### WHAT TO WORK ON
Please write out the material below exactly as given.

### TASK DATA

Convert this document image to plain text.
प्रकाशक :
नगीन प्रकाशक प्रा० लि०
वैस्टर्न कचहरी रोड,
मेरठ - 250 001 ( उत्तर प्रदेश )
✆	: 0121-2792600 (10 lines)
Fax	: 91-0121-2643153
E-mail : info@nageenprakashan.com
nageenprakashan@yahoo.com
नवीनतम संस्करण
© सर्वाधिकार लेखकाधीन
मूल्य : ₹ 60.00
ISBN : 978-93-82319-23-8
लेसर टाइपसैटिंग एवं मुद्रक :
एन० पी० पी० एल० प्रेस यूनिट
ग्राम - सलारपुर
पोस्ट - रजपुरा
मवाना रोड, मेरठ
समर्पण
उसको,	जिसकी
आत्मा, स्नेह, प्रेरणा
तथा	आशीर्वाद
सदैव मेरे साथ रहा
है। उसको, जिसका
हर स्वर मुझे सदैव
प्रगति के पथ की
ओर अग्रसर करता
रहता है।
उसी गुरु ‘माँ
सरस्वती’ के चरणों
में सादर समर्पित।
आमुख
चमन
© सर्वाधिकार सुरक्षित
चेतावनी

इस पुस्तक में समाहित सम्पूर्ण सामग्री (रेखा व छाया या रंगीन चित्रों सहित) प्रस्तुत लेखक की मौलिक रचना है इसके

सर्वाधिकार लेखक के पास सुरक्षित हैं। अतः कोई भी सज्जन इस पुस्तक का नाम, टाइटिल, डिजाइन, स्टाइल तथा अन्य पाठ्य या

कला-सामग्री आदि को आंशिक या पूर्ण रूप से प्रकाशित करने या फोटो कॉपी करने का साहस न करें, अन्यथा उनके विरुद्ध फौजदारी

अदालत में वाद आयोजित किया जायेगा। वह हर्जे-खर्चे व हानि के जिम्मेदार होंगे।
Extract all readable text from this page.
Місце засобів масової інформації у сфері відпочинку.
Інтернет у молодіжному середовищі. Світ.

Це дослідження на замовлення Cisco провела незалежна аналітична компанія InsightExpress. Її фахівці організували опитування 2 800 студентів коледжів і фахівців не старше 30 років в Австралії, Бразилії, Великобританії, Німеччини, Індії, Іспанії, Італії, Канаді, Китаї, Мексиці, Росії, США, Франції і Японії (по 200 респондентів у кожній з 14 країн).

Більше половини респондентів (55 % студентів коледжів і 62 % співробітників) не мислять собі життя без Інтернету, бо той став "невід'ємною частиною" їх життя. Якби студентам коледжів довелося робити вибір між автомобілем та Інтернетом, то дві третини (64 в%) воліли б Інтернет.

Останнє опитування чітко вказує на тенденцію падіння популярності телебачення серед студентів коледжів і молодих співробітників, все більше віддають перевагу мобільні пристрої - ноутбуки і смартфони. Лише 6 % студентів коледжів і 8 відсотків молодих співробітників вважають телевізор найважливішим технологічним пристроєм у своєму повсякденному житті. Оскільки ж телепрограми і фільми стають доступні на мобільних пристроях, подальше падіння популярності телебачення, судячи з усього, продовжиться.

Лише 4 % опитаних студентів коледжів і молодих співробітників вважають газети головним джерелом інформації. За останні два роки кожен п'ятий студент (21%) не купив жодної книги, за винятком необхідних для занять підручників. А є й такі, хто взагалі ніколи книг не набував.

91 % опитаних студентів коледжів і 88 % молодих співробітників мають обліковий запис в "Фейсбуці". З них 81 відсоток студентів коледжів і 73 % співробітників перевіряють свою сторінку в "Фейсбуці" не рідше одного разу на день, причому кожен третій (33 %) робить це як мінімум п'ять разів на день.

### SOLUTION
Convert this document image to plain text.
प्रकाशक :
नगीन प्रकाशक प्रा० लि०
वैस्टर्न कचहरी रोड,
मेरठ - 250 001 ( उत्तर प्रदेश )
✆	: 0121-2792600 (10 lines)
Fax	: 91-0121-2643153
E-mail : info@nageenprakashan.com
nageenprakashan@yahoo.com
नवीनतम संस्करण
© सर्वाधिकार लेखकाधीन
मूल्य : ₹ 60.00
ISBN : 978-93-82319-23-8
लेसर टाइपसैटिंग एवं मुद्रक :
एन० पी० पी० एल० प्रेस यूनिट
ग्राम - सलारपुर
पोस्ट - रजपुरा
मवाना रोड, मेरठ
समर्पण
उसको,	जिसकी
आत्मा, स्नेह, प्रेरणा
तथा	आशीर्वाद
सदैव मेरे साथ रहा
है। उसको, जिसका
हर स्वर मुझे सदैव
प्रगति के पथ की
ओर अग्रसर करता
रहता है।
उसी गुरु ‘माँ
सरस्वती’ के चरणों
में सादर समर्पित।
आमुख
चमन
© सर्वाधिकार सुरक्षित
चेतावनी

इस पुस्तक में समाहित सम्पूर्ण सामग्री (रेखा व छाया या रंगीन चित्रों सहित) प्रस्तुत लेखक की मौलिक रचना है इसके

सर्वाधिकार लेखक के पास सुरक्षित हैं। अतः कोई भी सज्जन इस पुस्तक का नाम, टाइटिल, डिजाइन, स्टाइल तथा अन्य पाठ्य या

कला-सामग्री आदि को आंशिक या पूर्ण रूप से प्रकाशित करने या फोटो कॉपी करने का साहस न करें, अन्यथा उनके विरुद्ध फौजदारी

अदालत में वाद आयोजित किया जायेगा। वह हर्जे-खर्चे व हानि के जिम्मेदार होंगे।
Extract all readable text from this page.
Місце засобів масової інформації у сфері відпочинку.
Інтернет у молодіжному середовищі. Світ.

Це дослідження на замовлення Cisco провела незалежна аналітична компанія InsightExpress. Її фахівці організували опитування 2 800 студентів коледжів і фахівців не старше 30 років в Австралії, Бразилії, Великобританії, Німеччини, Індії, Іспанії, Італії, Канаді, Китаї, Мексиці, Росії, США, Франції і Японії (по 200 респондентів у кожній з 14 країн).

Більше половини респондентів (55 % студентів коледжів і 62 % співробітників) не мислять собі життя без Інтернету, бо той став "невід'ємною частиною" їх життя. Якби студентам коледжів довелося робити вибір між автомобілем та Інтернетом, то дві третини (64 в%) воліли б Інтернет.

Останнє опитування чітко вказує на тенденцію падіння популярності телебачення серед студентів коледжів і молодих співробітників, все більше віддають перевагу мобільні пристрої - ноутбуки і смартфони. Лише 6 % студентів коледжів і 8 відсотків молодих співробітників вважають телевізор найважливішим технологічним пристроєм у своєму повсякденному житті. Оскільки ж телепрограми і фільми стають доступні на мобільних пристроях, подальше падіння популярності телебачення, судячи з усього, продовжиться.

Лише 4 % опитаних студентів коледжів і молодих співробітників вважають газети головним джерелом інформації. За останні два роки кожен п'ятий студент (21%) не купив жодної книги, за винятком необхідних для занять підручників. А є й такі, хто взагалі ніколи книг не набував.

91 % опитаних студентів коледжів і 88 % молодих співробітників мають обліковий запис в "Фейсбуці". З них 81 відсоток студентів коледжів і 73 % співробітників перевіряють свою сторінку в "Фейсбуці" не рідше одного разу на день, причому кожен третій (33 %) робить це як мінімум п'ять разів на день.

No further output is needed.